■ **Brano da leggere**

● ● ●

XI Domenica del Tempo Ordinario - Anno B - 17 giugno 2018

Solo chi ama, attende e rispetta il ritmo richiesto dall’altro per crescere

@ EpicStockMedia - Shutterstock.com

di Fra Vincenzo Ippolito

La logica del Regno di Dio è come il seme, si nasconde nel terreno e, con la compagnia del tempo, produce prima lo stelo, poi la spiga e, alla fine, il frutto maturo. Imparare l’attesa è una grande arte, la stessa che scandisce la gioia di ogni madre che vede crescere in se per nove mesi il mistero della vita.

Dal Vangelo secondo Marco (4,26-34)
In quel tempo, Gesù diceva [alla folla]: «Così è il regno di Dio: come un uomo che getta il seme sul terreno; dorma o vegli, di notte o di giorno, il seme ger¬moglia e cresce. Come, egli stesso non lo sa. Il terreno produce spontaneamente prima lo stelo, poi la spiga, poi il chicco pieno nella spiga; e quando il frutto è maturo, subito egli manda la falce, perché è arrivata la mietitura». Diceva: «A che cosa possiamo paragonare il regno di Dio o con quale parabola possiamo descriverlo? È come un granello di senape che, quando viene semi¬nato sul terreno, è il più piccolo di tutti i semi che sono sul terreno; ma, quando viene seminato, cresce e diventa più grande di tutte le piante dell’orto e fa rami così grandi che gli uccelli del cielo possono fare il nido alla sua ombra». Con molte parabole dello stesso genere annunciava loro la Parola, come potevano intendere. Senza parabole non parlava loro ma, in privato, ai suoi discepoli spiegava ogni cosa.

● ● ●

■ **Dati registrati**
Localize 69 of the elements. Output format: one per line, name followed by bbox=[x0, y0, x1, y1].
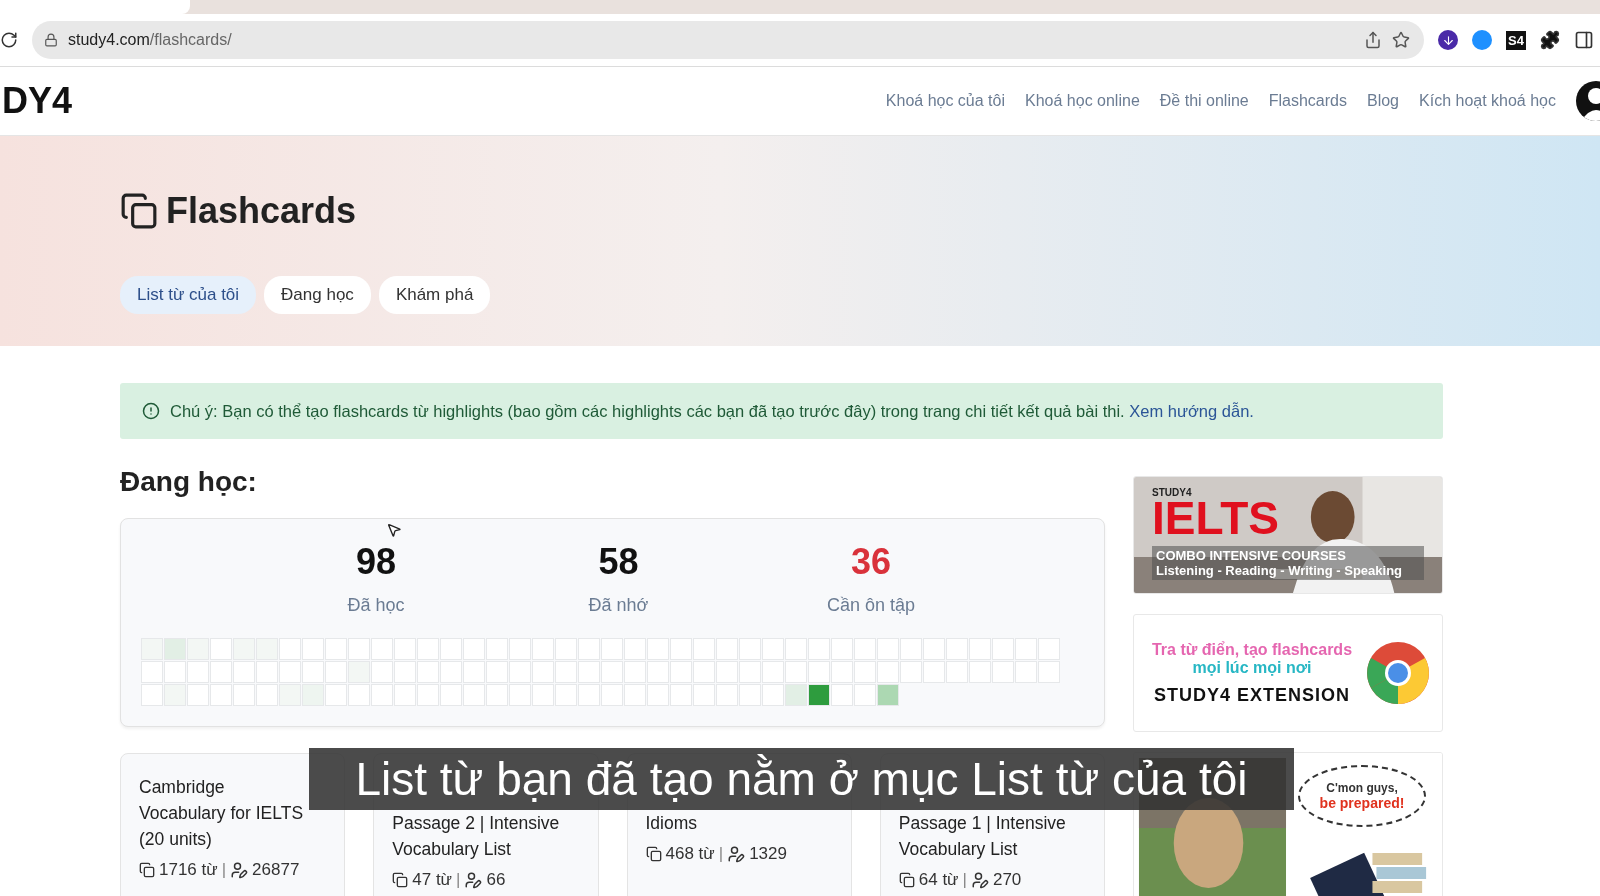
list-title: Idioms bbox=[645, 812, 699, 835]
stat-label: Cần ôn tập bbox=[826, 595, 916, 616]
list-card[interactable]: Cambridge Vocabulary for IELTS (20 units) 1716 từ | 26877 bbox=[120, 753, 346, 896]
separator: | bbox=[962, 870, 967, 890]
nav-link[interactable]: Flashcards bbox=[1268, 92, 1347, 110]
list-title: Passage 2 | Intensive Vocabulary List bbox=[392, 812, 561, 861]
section-heading: Đang học: bbox=[120, 466, 258, 498]
download-extension-icon[interactable] bbox=[1438, 30, 1459, 50]
tab[interactable]: Đang học bbox=[264, 276, 371, 314]
chrome-logo-icon bbox=[1366, 641, 1430, 705]
separator: | bbox=[718, 844, 724, 864]
stat-value: 58 bbox=[598, 541, 639, 583]
tab[interactable]: List từ của tôi bbox=[120, 276, 257, 314]
nav-link[interactable]: Khoá học online bbox=[1025, 92, 1140, 110]
tab[interactable]: Khám phá bbox=[378, 276, 491, 314]
puzzle-icon[interactable] bbox=[1540, 30, 1560, 50]
stat-value: 36 bbox=[850, 541, 891, 583]
notice-text: Chú ý: Bạn có thể tạo flashcards từ highlights (bao gồm các highlights các bạn đã tạo trước đây) trong trang chi tiết kết quả bài thi. Xem hướng dẫn. bbox=[170, 401, 1254, 421]
list-title: Passage 1 | Intensive Vocabulary List bbox=[898, 812, 1067, 861]
nav-link[interactable]: Đề thi online bbox=[1159, 92, 1249, 110]
cards-icon bbox=[898, 872, 915, 888]
alert-icon bbox=[142, 402, 160, 420]
bubble-text: be prepared! bbox=[1319, 795, 1405, 811]
learner-count: 26877 bbox=[252, 860, 300, 880]
separator: | bbox=[456, 870, 461, 890]
user-edit-icon bbox=[727, 845, 746, 863]
user-edit-icon bbox=[464, 871, 483, 889]
user-edit-icon bbox=[970, 871, 989, 889]
word-count: 1716 từ bbox=[159, 860, 218, 880]
list-title: Cambridge Vocabulary for IELTS (20 units) bbox=[139, 776, 305, 851]
ad-text: mọi lúc mọi nơi bbox=[1192, 658, 1312, 677]
user-edit-icon bbox=[230, 861, 249, 879]
lock-icon bbox=[44, 33, 58, 47]
separator: | bbox=[221, 860, 227, 880]
ad-text: COMBO INTENSIVE COURSES bbox=[1156, 548, 1347, 563]
word-count: 468 từ bbox=[665, 844, 715, 864]
stat-label: Đã học bbox=[347, 595, 405, 616]
guide-link[interactable]: Xem hướng dẫn. bbox=[1129, 401, 1254, 420]
url-text: study4.com/flashcards/ bbox=[68, 31, 233, 49]
learner-count: 1329 bbox=[749, 844, 787, 864]
bubble-text: C'mon guys, bbox=[1326, 781, 1398, 795]
stat-value: 98 bbox=[355, 541, 396, 583]
stat-label: Đã nhớ bbox=[588, 595, 649, 616]
nav-link[interactable]: Khoá học của tôi bbox=[885, 92, 1005, 110]
nav-link[interactable]: Blog bbox=[1367, 92, 1399, 110]
learner-count: 66 bbox=[486, 870, 506, 890]
reload-icon[interactable] bbox=[0, 31, 18, 49]
extension-icon[interactable] bbox=[1472, 30, 1493, 50]
learner-count: 270 bbox=[992, 870, 1022, 890]
ad-title: STUDY4 EXTENSION bbox=[1153, 684, 1350, 706]
extension-badge[interactable]: S4 bbox=[1506, 30, 1526, 50]
cards-icon bbox=[645, 846, 662, 862]
address-bar[interactable]: study4.com/flashcards/ bbox=[32, 21, 1425, 59]
site-logo[interactable]: DY4 bbox=[2, 80, 73, 122]
star-icon[interactable] bbox=[1392, 31, 1411, 49]
word-count: 47 từ bbox=[412, 870, 452, 890]
extension-ad[interactable]: Tra từ điển, tạo flashcards mọi lúc mọi nơi STUDY4 EXTENSION bbox=[1133, 614, 1443, 732]
flashcards-icon bbox=[120, 192, 158, 230]
ad-title: IELTS bbox=[1152, 498, 1280, 538]
nav-link[interactable]: Kích hoạt khoá học bbox=[1419, 92, 1556, 110]
ad-text: Tra từ điển, tạo flashcards bbox=[1151, 640, 1353, 659]
side-panel-icon[interactable] bbox=[1574, 30, 1594, 50]
share-icon[interactable] bbox=[1364, 31, 1383, 49]
ad-text: Listening - Reading - Writing - Speaking bbox=[1156, 563, 1404, 578]
page-title: Flashcards bbox=[166, 190, 357, 232]
ad-brand: STUDY4 bbox=[1152, 487, 1193, 498]
cards-icon bbox=[139, 862, 155, 878]
cards-icon bbox=[392, 872, 409, 888]
word-count: 64 từ bbox=[918, 870, 959, 890]
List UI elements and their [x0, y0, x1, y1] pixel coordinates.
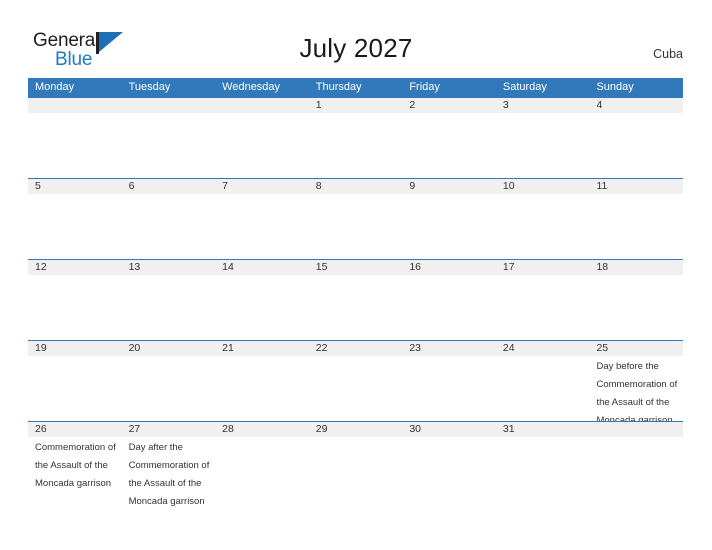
day-cell[interactable]: 8	[309, 179, 403, 259]
day-number: 12	[35, 261, 47, 273]
day-cell[interactable]: 4	[589, 98, 683, 178]
day-cell[interactable]: 15	[309, 260, 403, 340]
day-cell[interactable]: 23	[402, 341, 496, 421]
day-number: 13	[128, 261, 141, 273]
day-cell[interactable]: 17	[496, 260, 590, 340]
day-number: 10	[502, 180, 515, 192]
day-number: 4	[596, 99, 603, 111]
day-number: 8	[315, 180, 322, 192]
day-number: 14	[222, 261, 234, 273]
day-number: 15	[315, 261, 328, 273]
day-number: 20	[128, 342, 141, 354]
day-number: 9	[409, 180, 416, 192]
day-number: 30	[409, 423, 421, 435]
day-number: 16	[409, 261, 421, 273]
day-number: 11	[596, 180, 608, 192]
day-cell[interactable]: 22	[309, 341, 403, 421]
weekday-thursday: Thursday	[315, 81, 362, 93]
day-cell[interactable]: 20	[122, 341, 216, 421]
day-cell[interactable]: 12	[28, 260, 122, 340]
page-header: General Blue July 2027 Cuba	[0, 0, 712, 76]
day-number: 29	[315, 423, 328, 435]
day-cell[interactable]: 31	[496, 422, 590, 502]
day-cell[interactable]: 30	[402, 422, 496, 502]
day-number: 24	[502, 342, 515, 354]
weekday-tuesday: Tuesday	[128, 81, 171, 93]
day-number: 1	[315, 99, 322, 111]
day-cell[interactable]: 21	[215, 341, 309, 421]
day-event: Day before the Commemoration of the Assa…	[596, 361, 678, 426]
day-number: 28	[222, 423, 234, 435]
day-number: 31	[502, 423, 515, 435]
weekday-wednesday: Wednesday	[222, 81, 281, 93]
calendar-week-row: 12 13 14 15 16 17 18	[28, 259, 683, 340]
calendar-week-row: 26 Commemoration of the Assault of the Mo…	[28, 421, 683, 507]
day-cell[interactable]: 2	[402, 98, 496, 178]
calendar-week-row: 1 2 3 4	[28, 97, 683, 178]
day-cell[interactable]	[28, 98, 122, 178]
day-number: 2	[409, 99, 416, 111]
day-cell[interactable]: 19	[28, 341, 122, 421]
day-number: 6	[128, 180, 135, 192]
day-number: 21	[222, 342, 234, 354]
day-number: 22	[315, 342, 328, 354]
day-number: 23	[409, 342, 421, 354]
day-cell[interactable]: 25 Day before the Commemoration of the As…	[589, 341, 683, 426]
day-number: 26	[35, 423, 47, 435]
day-cell[interactable]	[122, 98, 216, 178]
weekday-sunday: Sunday	[596, 81, 634, 93]
day-cell[interactable]: 11	[589, 179, 683, 259]
day-cell[interactable]: 6	[122, 179, 216, 259]
day-cell[interactable]: 13	[122, 260, 216, 340]
weekday-friday: Friday	[409, 81, 440, 93]
calendar-week-row: 5 6 7 8 9 10 11	[28, 178, 683, 259]
day-cell[interactable]: 9	[402, 179, 496, 259]
day-cell[interactable]: 24	[496, 341, 590, 421]
day-cell[interactable]: 28	[215, 422, 309, 502]
day-cell[interactable]: 3	[496, 98, 590, 178]
page-title: July 2027	[299, 33, 413, 63]
day-number: 7	[222, 180, 228, 192]
day-cell[interactable]: 27 Day after the Commemoration of the Ass…	[122, 422, 216, 507]
day-cell[interactable]: 1	[309, 98, 403, 178]
day-number: 19	[35, 342, 47, 354]
day-event: Commemoration of the Assault of the Monc…	[35, 442, 116, 489]
calendar-week-row: 19 20 21 22 23 24 25 Day before the Comme…	[28, 340, 683, 426]
day-number: 17	[502, 261, 515, 273]
day-cell[interactable]: 18	[589, 260, 683, 340]
calendar-page: General Blue July 2027 Cuba Monday Tuesd…	[0, 0, 712, 550]
day-number: 3	[502, 99, 509, 111]
day-cell[interactable]: 29	[309, 422, 403, 502]
day-number: 27	[128, 423, 141, 435]
day-cell[interactable]: 5	[28, 179, 122, 259]
calendar-grid: Monday Tuesday Wednesday Thursday Friday…	[28, 78, 683, 507]
day-cell[interactable]: 14	[215, 260, 309, 340]
weekday-monday: Monday	[35, 81, 75, 93]
weekday-saturday: Saturday	[502, 81, 547, 93]
day-number: 5	[35, 180, 41, 192]
day-cell[interactable]	[215, 98, 309, 178]
country-label: Cuba	[653, 47, 683, 61]
day-cell[interactable]: 16	[402, 260, 496, 340]
day-cell[interactable]: 10	[496, 179, 590, 259]
weekday-header-row: Monday Tuesday Wednesday Thursday Friday…	[28, 78, 683, 97]
day-cell[interactable]: 7	[215, 179, 309, 259]
day-cell[interactable]	[589, 422, 683, 502]
day-number: 25	[596, 342, 609, 354]
day-number: 18	[596, 261, 609, 273]
day-event: Day after the Commemoration of the Assau…	[128, 442, 210, 507]
day-cell[interactable]: 26 Commemoration of the Assault of the Mo…	[28, 422, 122, 502]
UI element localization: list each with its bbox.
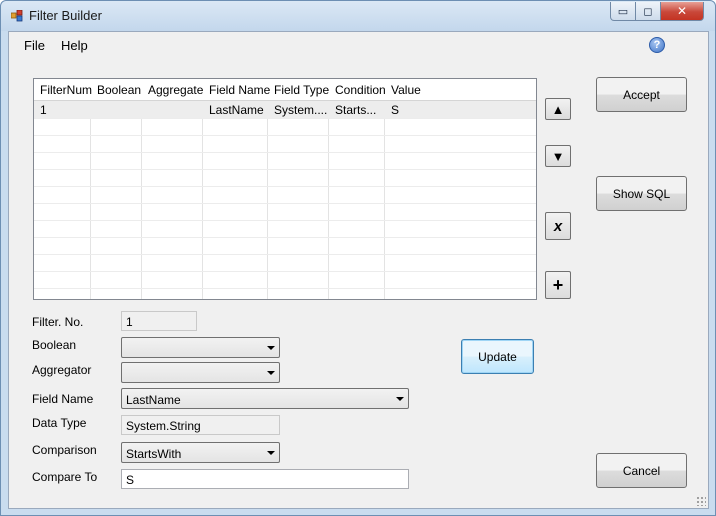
grid-row-line <box>34 135 536 136</box>
add-filter-button[interactable]: + <box>545 271 571 299</box>
filter-no-label: Filter. No. <box>32 315 84 329</box>
comparison-dropdown[interactable]: StartsWith <box>121 442 280 463</box>
title-bar[interactable]: Filter Builder ▭ ◻ ✕ <box>1 1 715 31</box>
delete-icon: x <box>553 217 563 235</box>
compare-to-input[interactable]: S <box>121 469 409 489</box>
arrow-up-icon: ▲ <box>551 101 565 117</box>
menu-help[interactable]: Help <box>57 38 92 53</box>
column-header-field-name[interactable]: Field Name <box>209 83 270 97</box>
filter-no-field[interactable]: 1 <box>121 311 197 331</box>
resize-grip[interactable] <box>696 496 706 506</box>
close-icon: ✕ <box>676 4 688 18</box>
field-name-dropdown[interactable]: LastName <box>121 388 409 409</box>
maximize-button[interactable]: ◻ <box>635 2 661 21</box>
field-name-label: Field Name <box>32 392 94 406</box>
cancel-button[interactable]: Cancel <box>596 453 687 488</box>
plus-icon: + <box>552 274 564 295</box>
menu-bar: File Help ? <box>9 32 708 58</box>
arrow-down-icon: ▼ <box>551 148 565 164</box>
grid-row-line <box>34 254 536 255</box>
column-header-filternum[interactable]: FilterNum <box>40 83 92 97</box>
show-sql-button[interactable]: Show SQL <box>596 176 687 211</box>
close-button[interactable]: ✕ <box>660 2 704 21</box>
grid-row-line <box>34 186 536 187</box>
cancel-button-label: Cancel <box>622 463 661 478</box>
minimize-icon: ▭ <box>617 5 629 18</box>
column-header-field-type[interactable]: Field Type <box>274 83 329 97</box>
grid-row-line <box>34 169 536 170</box>
grid-row-line <box>34 288 536 289</box>
cell-field-type[interactable]: System.... <box>274 103 327 117</box>
column-header-boolean[interactable]: Boolean <box>97 83 141 97</box>
column-header-aggregate[interactable]: Aggregate <box>148 83 203 97</box>
data-type-field[interactable]: System.String <box>121 415 280 435</box>
menu-file[interactable]: File <box>20 38 49 53</box>
compare-to-label: Compare To <box>32 470 98 484</box>
grid-row-line <box>34 271 536 272</box>
grid-row-line <box>34 203 536 204</box>
cell-filternum[interactable]: 1 <box>40 103 47 117</box>
cell-condition[interactable]: Starts... <box>335 103 376 117</box>
update-button[interactable]: Update <box>461 339 534 374</box>
grid-row-line <box>34 118 536 119</box>
window-title: Filter Builder <box>29 8 102 23</box>
filter-builder-window: Filter Builder ▭ ◻ ✕ File Help ? FilterN <box>0 0 716 516</box>
move-up-button[interactable]: ▲ <box>545 98 571 120</box>
comparison-dropdown-value: StartsWith <box>126 447 182 461</box>
help-icon-glyph: ? <box>653 39 661 51</box>
chevron-down-icon <box>267 451 275 455</box>
maximize-icon: ◻ <box>643 5 653 18</box>
help-icon[interactable]: ? <box>649 37 665 53</box>
aggregator-dropdown[interactable] <box>121 362 280 383</box>
field-name-dropdown-value: LastName <box>126 393 181 407</box>
accept-button-label: Accept <box>623 87 660 102</box>
client-area: File Help ? FilterNum Boolean Aggregate … <box>8 31 709 509</box>
move-down-button[interactable]: ▼ <box>545 145 571 167</box>
minimize-button[interactable]: ▭ <box>610 2 636 21</box>
grid-header: FilterNum Boolean Aggregate Field Name F… <box>34 79 536 101</box>
app-icon <box>11 10 23 22</box>
chevron-down-icon <box>267 371 275 375</box>
chevron-down-icon <box>267 346 275 350</box>
delete-filter-button[interactable]: x <box>545 212 571 240</box>
boolean-label: Boolean <box>32 338 77 352</box>
comparison-label: Comparison <box>32 443 97 457</box>
aggregator-label: Aggregator <box>32 363 92 377</box>
cell-value[interactable]: S <box>391 103 399 117</box>
show-sql-button-label: Show SQL <box>612 186 671 201</box>
update-button-label: Update <box>478 349 517 364</box>
column-header-condition[interactable]: Condition <box>335 83 386 97</box>
boolean-dropdown[interactable] <box>121 337 280 358</box>
cell-field-name[interactable]: LastName <box>209 103 264 117</box>
chevron-down-icon <box>396 397 404 401</box>
data-type-label: Data Type <box>32 416 87 430</box>
column-header-value[interactable]: Value <box>391 83 421 97</box>
grid-row-line <box>34 152 536 153</box>
grid-row-line <box>34 220 536 221</box>
filter-grid[interactable]: FilterNum Boolean Aggregate Field Name F… <box>33 78 537 300</box>
accept-button[interactable]: Accept <box>596 77 687 112</box>
grid-row-line <box>34 237 536 238</box>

● ● ●

■ **Consegna 1**
Ricopia fedelmente le righe dei record dalla riga con "list-title: Idioms bbox=[645, 812, 699, 835]" alla riga con "section-heading: Đang học: bbox=[120, 466, 258, 498]", entrambe comprese.
■ **Consegna 2**
Prosegui il brano sulla parabola del seme a partire dall'ultima frase riportata.

■ **Risposta scritta 1**
list-title: Idioms bbox=[645, 812, 699, 835]
stat-label: Cần ôn tập bbox=[826, 595, 916, 616]
list-card[interactable]: Cambridge Vocabulary for IELTS (20 units) 1716 từ | 26877 bbox=[120, 753, 346, 896]
separator: | bbox=[962, 870, 967, 890]
nav-link[interactable]: Flashcards bbox=[1268, 92, 1347, 110]
list-title: Passage 2 | Intensive Vocabulary List bbox=[392, 812, 561, 861]
section-heading: Đang học: bbox=[120, 466, 258, 498]

■ **Risposta scritta 2**
La pagina evangelica di oggi è tratta dalla prima sezione dell’opera di san Marco (1,14-7,23), dedicata al ministero di Gesù in Galilea. Incastonata nel capitolo quarto, che utilizza il genere parabolico, la pericope ci offre di riflettere, attraverso la figura simbolica del seme, sulla potenza della Parola di Dio nella vita cristiana e su come il Regno del Padre cresce, in maniera silenziosa e nascosta, fruttificando, secondo la grazia del Signore, senza nessun concorso di uomo. Già nella Prima Lettura (cf. Ez 17,22-24), il profeta Ezechiele presenta l’immagine di un ramoscello di cedro che, piantato da Dio, metterà rami e farà frutto. È il Signore che umilia l’albero alto e innalza quello basso, fa germogliare il secco e seccare il verde. L’albero che germoglia è la vita del giusto. Esso “fiorirà come palma, crescerà come cedro del Libano” recita il salmo 91 “per annunciare quanto è retto il Signore”. L’Apostolo Paolo, nel brano che leggiamo come Seconda Lettura (cf. 2Cor 5,6-10) fissa lo sguardo sulla vita oltre la morte, per comprendere che ogni uomo “riceverà la ricompensa delle opere compiute quando era nel corpo, sia in bene che in male”. Dio coltiva la nostra vita come un campo, solo a patto di lasciarlo fare, offrendogli quella incondizionata obbedienza che, nel tempo, come permette al seme di divenire un grande albero, così matura la nostra fede e rende la nostra statura interiore, secondo la misura di Cristo (cf. Ef 4,13).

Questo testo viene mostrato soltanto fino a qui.